» **EXERCISE PROMPT**: List every line in this data where the string "Đằng" occurs.

Records contained in a dataset
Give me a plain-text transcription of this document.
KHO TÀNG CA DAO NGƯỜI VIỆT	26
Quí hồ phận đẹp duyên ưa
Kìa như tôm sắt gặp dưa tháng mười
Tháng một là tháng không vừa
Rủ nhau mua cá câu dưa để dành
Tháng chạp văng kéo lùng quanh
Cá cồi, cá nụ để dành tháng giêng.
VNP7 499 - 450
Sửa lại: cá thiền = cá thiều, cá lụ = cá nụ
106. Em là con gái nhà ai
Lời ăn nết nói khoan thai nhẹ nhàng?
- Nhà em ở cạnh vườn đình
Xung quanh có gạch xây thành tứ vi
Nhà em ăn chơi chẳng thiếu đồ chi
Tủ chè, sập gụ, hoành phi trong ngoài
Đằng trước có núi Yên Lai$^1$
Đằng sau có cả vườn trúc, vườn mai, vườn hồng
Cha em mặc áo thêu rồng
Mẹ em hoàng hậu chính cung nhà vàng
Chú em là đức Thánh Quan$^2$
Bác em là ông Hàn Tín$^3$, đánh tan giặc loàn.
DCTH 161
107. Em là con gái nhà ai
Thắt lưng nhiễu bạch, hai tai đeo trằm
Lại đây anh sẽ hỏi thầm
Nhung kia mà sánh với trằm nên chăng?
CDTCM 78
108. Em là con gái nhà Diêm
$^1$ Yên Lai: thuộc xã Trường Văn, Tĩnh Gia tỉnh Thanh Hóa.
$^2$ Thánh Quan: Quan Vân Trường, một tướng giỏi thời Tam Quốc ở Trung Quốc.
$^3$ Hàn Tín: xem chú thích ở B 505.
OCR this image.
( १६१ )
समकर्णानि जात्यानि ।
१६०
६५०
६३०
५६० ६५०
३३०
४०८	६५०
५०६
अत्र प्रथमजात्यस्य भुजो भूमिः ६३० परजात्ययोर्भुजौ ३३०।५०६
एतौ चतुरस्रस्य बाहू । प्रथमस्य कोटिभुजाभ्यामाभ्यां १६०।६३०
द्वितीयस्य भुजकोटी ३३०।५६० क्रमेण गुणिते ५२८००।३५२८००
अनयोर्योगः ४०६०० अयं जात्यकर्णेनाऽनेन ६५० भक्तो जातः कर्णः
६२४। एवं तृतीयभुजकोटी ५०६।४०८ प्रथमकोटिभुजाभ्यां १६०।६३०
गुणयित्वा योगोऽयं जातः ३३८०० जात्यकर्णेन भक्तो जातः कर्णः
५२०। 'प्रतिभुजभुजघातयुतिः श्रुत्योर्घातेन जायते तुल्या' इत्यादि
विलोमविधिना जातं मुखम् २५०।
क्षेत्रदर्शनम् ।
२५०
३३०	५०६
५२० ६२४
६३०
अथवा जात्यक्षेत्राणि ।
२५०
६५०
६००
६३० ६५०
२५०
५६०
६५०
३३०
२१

» **SOLUTION TO THE PROBLEM**:
Đằng trước có núi Yên Lai$^1$
Đằng sau có cả vườn trúc, vườn mai, vườn hồng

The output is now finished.